- STATED TASK
Output, with no changes, the span of lines that opens with the line containing "Transcribe this image's" and closes with the last line.

********

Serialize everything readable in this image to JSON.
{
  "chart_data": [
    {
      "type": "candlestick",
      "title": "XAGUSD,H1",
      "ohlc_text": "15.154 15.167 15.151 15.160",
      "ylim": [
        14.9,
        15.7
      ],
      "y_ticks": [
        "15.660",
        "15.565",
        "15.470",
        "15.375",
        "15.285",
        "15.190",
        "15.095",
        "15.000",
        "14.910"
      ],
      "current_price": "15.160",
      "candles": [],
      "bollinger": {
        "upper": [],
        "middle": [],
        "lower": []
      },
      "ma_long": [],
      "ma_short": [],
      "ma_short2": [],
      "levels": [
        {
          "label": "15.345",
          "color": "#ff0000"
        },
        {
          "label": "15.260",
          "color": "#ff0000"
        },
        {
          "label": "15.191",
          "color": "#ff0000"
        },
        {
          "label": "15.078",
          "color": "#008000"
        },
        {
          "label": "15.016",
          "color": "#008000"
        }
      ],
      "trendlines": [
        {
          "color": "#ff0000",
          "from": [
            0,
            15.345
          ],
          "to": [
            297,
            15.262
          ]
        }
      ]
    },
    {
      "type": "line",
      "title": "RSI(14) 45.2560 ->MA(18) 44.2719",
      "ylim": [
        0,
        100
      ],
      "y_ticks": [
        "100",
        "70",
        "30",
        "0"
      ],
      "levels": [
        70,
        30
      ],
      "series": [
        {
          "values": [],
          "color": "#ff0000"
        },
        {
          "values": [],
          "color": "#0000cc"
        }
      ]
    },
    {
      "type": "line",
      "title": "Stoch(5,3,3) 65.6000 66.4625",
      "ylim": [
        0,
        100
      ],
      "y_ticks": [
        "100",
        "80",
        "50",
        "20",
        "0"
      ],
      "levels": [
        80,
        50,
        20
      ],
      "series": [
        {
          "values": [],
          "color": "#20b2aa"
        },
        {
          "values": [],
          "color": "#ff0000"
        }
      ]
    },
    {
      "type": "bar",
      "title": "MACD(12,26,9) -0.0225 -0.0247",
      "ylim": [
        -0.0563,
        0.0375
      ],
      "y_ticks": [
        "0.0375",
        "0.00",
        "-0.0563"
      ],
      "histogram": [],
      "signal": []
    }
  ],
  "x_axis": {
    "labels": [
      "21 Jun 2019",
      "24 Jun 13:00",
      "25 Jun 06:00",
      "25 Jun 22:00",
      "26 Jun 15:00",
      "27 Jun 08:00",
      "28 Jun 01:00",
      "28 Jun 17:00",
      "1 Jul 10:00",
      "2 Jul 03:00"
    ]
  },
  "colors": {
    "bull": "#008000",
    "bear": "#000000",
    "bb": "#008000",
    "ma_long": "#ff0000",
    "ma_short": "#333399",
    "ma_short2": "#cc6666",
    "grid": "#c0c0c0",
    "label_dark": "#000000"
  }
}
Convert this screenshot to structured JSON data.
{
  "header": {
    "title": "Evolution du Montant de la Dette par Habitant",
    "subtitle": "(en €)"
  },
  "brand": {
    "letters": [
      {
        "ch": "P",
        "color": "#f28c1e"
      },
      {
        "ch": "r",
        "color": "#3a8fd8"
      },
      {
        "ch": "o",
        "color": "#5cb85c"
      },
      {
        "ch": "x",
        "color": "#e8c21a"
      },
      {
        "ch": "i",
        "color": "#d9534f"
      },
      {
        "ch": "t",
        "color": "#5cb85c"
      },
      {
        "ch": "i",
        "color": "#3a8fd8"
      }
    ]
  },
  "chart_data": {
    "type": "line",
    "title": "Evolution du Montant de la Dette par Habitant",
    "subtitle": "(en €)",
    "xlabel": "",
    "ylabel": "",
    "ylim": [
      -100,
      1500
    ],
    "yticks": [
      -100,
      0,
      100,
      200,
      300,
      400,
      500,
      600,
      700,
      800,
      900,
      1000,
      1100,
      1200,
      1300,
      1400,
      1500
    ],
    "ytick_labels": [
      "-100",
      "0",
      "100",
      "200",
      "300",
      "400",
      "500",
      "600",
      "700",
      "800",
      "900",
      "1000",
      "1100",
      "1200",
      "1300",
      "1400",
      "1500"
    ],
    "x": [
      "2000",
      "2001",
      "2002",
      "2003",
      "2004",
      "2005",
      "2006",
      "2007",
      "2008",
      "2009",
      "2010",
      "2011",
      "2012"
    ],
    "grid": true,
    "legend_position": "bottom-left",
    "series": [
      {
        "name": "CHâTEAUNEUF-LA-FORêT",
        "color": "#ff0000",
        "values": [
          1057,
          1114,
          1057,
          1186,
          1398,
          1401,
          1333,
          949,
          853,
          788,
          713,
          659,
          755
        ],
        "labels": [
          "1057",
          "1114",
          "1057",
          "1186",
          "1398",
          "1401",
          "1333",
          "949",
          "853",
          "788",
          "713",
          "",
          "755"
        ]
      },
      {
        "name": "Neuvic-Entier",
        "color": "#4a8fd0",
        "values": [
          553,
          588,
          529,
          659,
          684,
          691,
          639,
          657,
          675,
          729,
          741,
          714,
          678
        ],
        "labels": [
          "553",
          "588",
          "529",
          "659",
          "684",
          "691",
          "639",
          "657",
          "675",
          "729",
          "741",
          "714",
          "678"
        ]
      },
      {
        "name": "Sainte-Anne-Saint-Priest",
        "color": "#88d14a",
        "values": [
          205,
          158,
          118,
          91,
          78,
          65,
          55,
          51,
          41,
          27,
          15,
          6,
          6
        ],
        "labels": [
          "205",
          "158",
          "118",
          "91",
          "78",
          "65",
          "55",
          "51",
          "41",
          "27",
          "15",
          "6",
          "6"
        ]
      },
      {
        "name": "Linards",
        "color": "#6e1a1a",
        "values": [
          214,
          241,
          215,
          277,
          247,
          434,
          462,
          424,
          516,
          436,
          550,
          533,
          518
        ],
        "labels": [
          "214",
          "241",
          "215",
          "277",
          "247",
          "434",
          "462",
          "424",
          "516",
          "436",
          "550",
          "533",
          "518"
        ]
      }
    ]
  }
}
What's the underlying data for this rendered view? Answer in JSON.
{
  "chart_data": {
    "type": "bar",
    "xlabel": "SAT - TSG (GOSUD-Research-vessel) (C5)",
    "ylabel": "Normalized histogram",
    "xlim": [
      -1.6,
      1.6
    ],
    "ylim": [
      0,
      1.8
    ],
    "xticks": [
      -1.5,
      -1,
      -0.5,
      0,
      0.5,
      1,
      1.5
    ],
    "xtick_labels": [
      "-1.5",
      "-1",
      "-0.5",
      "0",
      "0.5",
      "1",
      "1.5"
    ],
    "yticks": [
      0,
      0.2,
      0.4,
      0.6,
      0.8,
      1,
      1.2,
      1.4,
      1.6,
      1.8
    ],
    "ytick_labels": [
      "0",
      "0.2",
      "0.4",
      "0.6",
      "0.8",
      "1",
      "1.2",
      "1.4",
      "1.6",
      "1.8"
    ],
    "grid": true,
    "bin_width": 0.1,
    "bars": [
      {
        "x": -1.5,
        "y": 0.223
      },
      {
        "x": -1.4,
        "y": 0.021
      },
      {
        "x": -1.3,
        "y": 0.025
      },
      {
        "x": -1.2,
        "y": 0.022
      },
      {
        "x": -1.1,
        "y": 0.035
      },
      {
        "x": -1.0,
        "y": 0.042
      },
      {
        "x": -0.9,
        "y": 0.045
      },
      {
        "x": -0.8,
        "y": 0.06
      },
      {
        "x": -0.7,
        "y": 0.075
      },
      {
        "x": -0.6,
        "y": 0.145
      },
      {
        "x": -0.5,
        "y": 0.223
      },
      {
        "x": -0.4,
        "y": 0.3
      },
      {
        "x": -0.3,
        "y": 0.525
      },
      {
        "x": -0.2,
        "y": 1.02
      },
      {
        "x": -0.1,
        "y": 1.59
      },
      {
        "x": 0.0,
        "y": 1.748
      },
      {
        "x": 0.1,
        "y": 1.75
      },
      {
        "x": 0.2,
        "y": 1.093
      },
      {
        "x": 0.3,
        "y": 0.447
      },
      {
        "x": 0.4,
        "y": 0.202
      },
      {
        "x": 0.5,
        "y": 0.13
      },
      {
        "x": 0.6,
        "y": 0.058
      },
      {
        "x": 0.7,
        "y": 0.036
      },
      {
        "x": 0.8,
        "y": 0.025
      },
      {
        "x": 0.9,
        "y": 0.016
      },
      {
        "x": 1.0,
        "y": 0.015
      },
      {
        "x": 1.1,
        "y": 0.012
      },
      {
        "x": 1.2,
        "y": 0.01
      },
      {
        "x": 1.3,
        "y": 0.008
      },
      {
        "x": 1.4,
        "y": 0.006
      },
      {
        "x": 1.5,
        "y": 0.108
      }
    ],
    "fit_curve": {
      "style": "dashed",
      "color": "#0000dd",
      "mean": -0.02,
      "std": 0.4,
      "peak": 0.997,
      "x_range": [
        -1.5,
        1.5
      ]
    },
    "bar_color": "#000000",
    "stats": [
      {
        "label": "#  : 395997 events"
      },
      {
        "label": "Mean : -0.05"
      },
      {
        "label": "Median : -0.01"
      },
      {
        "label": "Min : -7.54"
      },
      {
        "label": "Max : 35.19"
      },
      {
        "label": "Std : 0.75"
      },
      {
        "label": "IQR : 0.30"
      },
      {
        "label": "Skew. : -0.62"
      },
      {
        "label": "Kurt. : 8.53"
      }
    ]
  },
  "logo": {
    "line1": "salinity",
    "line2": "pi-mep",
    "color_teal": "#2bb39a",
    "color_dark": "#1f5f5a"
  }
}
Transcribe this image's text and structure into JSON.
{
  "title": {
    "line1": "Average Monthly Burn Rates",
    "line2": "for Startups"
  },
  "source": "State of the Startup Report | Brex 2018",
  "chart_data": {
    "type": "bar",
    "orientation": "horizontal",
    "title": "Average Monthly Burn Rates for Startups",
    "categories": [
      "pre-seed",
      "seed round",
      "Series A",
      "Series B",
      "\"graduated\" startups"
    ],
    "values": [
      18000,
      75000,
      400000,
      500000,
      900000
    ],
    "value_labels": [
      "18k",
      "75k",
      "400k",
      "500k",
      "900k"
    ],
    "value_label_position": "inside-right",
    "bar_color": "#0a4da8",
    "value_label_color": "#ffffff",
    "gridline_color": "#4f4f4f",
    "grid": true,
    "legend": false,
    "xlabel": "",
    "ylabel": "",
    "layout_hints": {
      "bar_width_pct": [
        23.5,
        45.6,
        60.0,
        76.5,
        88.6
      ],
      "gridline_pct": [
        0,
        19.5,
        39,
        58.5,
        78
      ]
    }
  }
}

********

- RIGHT ANSWER
Transcribe this image's text and structure into JSON.
{
  "title": {
    "line1": "Average Monthly Burn Rates",
    "line2": "for Startups"
  },
  "source": "State of the Startup Report | Brex 2018",
  "chart_data": {
    "type": "bar",
    "orientation": "horizontal",
    "title": "Average Monthly Burn Rates for Startups",
    "categories": [
      "pre-seed",
      "seed round",
      "Series A",
      "Series B",
      "\"graduated\" startups"
    ],
    "values": [
      18000,
      75000,
      400000,
      500000,
      900000
    ],
    "value_labels": [
      "18k",
      "75k",
      "400k",
      "500k",
      "900k"
    ],
    "value_label_position": "inside-right",
    "bar_color": "#0a4da8",
    "value_label_color": "#ffffff",
    "gridline_color": "#4f4f4f",
    "grid": true,
    "legend": false,
    "xlabel": "",
    "ylabel": "",
    "layout_hints": {
      "bar_width_pct": [
        23.5,
        45.6,
        60.0,
        76.5,
        88.6
      ],
      "gridline_pct": [
        0,
        19.5,
        39,
        58.5,
        78
      ]
    }
  }
}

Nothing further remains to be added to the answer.